Print every line of the listing exactly, please.
:: MATERIAL ::
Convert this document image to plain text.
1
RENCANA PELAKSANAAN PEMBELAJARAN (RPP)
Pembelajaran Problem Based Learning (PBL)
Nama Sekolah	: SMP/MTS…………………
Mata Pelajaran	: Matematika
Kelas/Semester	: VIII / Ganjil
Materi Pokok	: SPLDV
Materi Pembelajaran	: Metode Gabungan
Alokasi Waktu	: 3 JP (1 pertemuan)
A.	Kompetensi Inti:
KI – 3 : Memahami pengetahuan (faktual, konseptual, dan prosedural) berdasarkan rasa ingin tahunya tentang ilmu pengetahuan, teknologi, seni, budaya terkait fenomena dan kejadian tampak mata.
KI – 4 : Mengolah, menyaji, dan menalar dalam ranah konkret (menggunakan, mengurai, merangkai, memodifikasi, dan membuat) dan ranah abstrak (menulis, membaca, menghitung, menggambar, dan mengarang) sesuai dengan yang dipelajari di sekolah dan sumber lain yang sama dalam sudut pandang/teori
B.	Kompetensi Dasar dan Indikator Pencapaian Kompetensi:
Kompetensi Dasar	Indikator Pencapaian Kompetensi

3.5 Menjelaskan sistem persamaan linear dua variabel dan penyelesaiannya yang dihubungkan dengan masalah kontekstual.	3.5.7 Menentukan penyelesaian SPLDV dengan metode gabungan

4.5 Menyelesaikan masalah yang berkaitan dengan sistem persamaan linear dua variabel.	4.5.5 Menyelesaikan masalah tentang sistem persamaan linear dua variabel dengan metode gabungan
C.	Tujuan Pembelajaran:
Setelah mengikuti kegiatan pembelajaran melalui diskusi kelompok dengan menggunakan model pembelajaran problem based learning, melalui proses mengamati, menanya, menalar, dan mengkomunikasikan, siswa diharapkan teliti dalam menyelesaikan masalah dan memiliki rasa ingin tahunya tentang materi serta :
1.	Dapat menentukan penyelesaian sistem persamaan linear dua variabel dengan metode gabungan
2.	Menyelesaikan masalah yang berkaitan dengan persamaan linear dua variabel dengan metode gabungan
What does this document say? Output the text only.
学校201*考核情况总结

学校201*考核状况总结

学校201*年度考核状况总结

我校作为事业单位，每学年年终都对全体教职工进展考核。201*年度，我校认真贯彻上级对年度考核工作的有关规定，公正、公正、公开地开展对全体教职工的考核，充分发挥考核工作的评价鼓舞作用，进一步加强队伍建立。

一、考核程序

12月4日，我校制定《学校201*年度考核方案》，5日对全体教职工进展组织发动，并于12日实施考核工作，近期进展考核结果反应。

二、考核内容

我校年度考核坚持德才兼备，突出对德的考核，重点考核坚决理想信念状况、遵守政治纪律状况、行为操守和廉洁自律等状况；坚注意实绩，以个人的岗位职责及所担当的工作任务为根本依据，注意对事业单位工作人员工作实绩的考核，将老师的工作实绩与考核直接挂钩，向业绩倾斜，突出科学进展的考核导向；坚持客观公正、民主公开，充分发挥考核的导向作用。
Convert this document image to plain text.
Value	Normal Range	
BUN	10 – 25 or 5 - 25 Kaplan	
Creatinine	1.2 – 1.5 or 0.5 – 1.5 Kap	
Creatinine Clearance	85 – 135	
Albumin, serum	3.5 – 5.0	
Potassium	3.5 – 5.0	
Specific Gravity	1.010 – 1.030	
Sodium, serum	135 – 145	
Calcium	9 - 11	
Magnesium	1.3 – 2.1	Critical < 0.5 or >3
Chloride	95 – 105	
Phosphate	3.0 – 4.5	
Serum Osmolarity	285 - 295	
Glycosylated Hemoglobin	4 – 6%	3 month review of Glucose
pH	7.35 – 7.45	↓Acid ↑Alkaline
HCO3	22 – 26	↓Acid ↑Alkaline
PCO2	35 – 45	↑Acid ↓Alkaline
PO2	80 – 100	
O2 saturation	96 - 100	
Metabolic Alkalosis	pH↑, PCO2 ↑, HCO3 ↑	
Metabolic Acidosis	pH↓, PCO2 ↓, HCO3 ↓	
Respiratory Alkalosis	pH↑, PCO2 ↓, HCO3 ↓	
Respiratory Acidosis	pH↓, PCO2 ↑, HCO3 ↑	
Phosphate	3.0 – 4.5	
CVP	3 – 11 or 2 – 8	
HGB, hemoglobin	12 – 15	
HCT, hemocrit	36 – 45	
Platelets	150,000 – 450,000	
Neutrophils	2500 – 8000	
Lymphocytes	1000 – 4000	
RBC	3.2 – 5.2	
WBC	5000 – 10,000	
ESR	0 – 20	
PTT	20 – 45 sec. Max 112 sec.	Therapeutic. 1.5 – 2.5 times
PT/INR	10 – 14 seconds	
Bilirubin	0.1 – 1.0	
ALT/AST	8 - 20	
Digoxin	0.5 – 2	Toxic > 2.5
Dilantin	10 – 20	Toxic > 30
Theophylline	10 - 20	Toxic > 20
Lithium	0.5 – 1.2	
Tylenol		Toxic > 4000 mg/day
:::
WRITTEN SOLUTION:
Convert this document image to plain text.
1
RENCANA PELAKSANAAN PEMBELAJARAN (RPP)
Pembelajaran Problem Based Learning (PBL)
Nama Sekolah	: SMP/MTS…………………
Mata Pelajaran	: Matematika
Kelas/Semester	: VIII / Ganjil
Materi Pokok	: SPLDV
Materi Pembelajaran	: Metode Gabungan
Alokasi Waktu	: 3 JP (1 pertemuan)
A.	Kompetensi Inti:
KI – 3 : Memahami pengetahuan (faktual, konseptual, dan prosedural) berdasarkan rasa ingin tahunya tentang ilmu pengetahuan, teknologi, seni, budaya terkait fenomena dan kejadian tampak mata.
KI – 4 : Mengolah, menyaji, dan menalar dalam ranah konkret (menggunakan, mengurai, merangkai, memodifikasi, dan membuat) dan ranah abstrak (menulis, membaca, menghitung, menggambar, dan mengarang) sesuai dengan yang dipelajari di sekolah dan sumber lain yang sama dalam sudut pandang/teori
B.	Kompetensi Dasar dan Indikator Pencapaian Kompetensi:
Kompetensi Dasar	Indikator Pencapaian Kompetensi

3.5 Menjelaskan sistem persamaan linear dua variabel dan penyelesaiannya yang dihubungkan dengan masalah kontekstual.	3.5.7 Menentukan penyelesaian SPLDV dengan metode gabungan

4.5 Menyelesaikan masalah yang berkaitan dengan sistem persamaan linear dua variabel.	4.5.5 Menyelesaikan masalah tentang sistem persamaan linear dua variabel dengan metode gabungan
C.	Tujuan Pembelajaran:
Setelah mengikuti kegiatan pembelajaran melalui diskusi kelompok dengan menggunakan model pembelajaran problem based learning, melalui proses mengamati, menanya, menalar, dan mengkomunikasikan, siswa diharapkan teliti dalam menyelesaikan masalah dan memiliki rasa ingin tahunya tentang materi serta :
1.	Dapat menentukan penyelesaian sistem persamaan linear dua variabel dengan metode gabungan
2.	Menyelesaikan masalah yang berkaitan dengan persamaan linear dua variabel dengan metode gabungan
What does this document say? Output the text only.
学校201*考核情况总结

学校201*考核状况总结

学校201*年度考核状况总结

我校作为事业单位，每学年年终都对全体教职工进展考核。201*年度，我校认真贯彻上级对年度考核工作的有关规定，公正、公正、公开地开展对全体教职工的考核，充分发挥考核工作的评价鼓舞作用，进一步加强队伍建立。

一、考核程序

12月4日，我校制定《学校201*年度考核方案》，5日对全体教职工进展组织发动，并于12日实施考核工作，近期进展考核结果反应。

二、考核内容

我校年度考核坚持德才兼备，突出对德的考核，重点考核坚决理想信念状况、遵守政治纪律状况、行为操守和廉洁自律等状况；坚注意实绩，以个人的岗位职责及所担当的工作任务为根本依据，注意对事业单位工作人员工作实绩的考核，将老师的工作实绩与考核直接挂钩，向业绩倾斜，突出科学进展的考核导向；坚持客观公正、民主公开，充分发挥考核的导向作用。
Convert this document image to plain text.
Value	Normal Range	
BUN	10 – 25 or 5 - 25 Kaplan	
Creatinine	1.2 – 1.5 or 0.5 – 1.5 Kap	
Creatinine Clearance	85 – 135	
Albumin, serum	3.5 – 5.0	
Potassium	3.5 – 5.0	
Specific Gravity	1.010 – 1.030	
Sodium, serum	135 – 145	
Calcium	9 - 11	
Magnesium	1.3 – 2.1	Critical < 0.5 or >3
Chloride	95 – 105	
Phosphate	3.0 – 4.5	
Serum Osmolarity	285 - 295	
Glycosylated Hemoglobin	4 – 6%	3 month review of Glucose
pH	7.35 – 7.45	↓Acid ↑Alkaline
HCO3	22 – 26	↓Acid ↑Alkaline
PCO2	35 – 45	↑Acid ↓Alkaline
PO2	80 – 100	
O2 saturation	96 - 100	
Metabolic Alkalosis	pH↑, PCO2 ↑, HCO3 ↑	
Metabolic Acidosis	pH↓, PCO2 ↓, HCO3 ↓	
Respiratory Alkalosis	pH↑, PCO2 ↓, HCO3 ↓	
Respiratory Acidosis	pH↓, PCO2 ↑, HCO3 ↑	
Phosphate	3.0 – 4.5	
CVP	3 – 11 or 2 – 8	
HGB, hemoglobin	12 – 15	
HCT, hemocrit	36 – 45	
Platelets	150,000 – 450,000	
Neutrophils	2500 – 8000	
Lymphocytes	1000 – 4000	
RBC	3.2 – 5.2	
WBC	5000 – 10,000	
ESR	0 – 20	
PTT	20 – 45 sec. Max 112 sec.	Therapeutic. 1.5 – 2.5 times
PT/INR	10 – 14 seconds	
Bilirubin	0.1 – 1.0	
ALT/AST	8 - 20	
Digoxin	0.5 – 2	Toxic > 2.5
Dilantin	10 – 20	Toxic > 30
Theophylline	10 - 20	Toxic > 20
Lithium	0.5 – 1.2	
Tylenol		Toxic > 4000 mg/day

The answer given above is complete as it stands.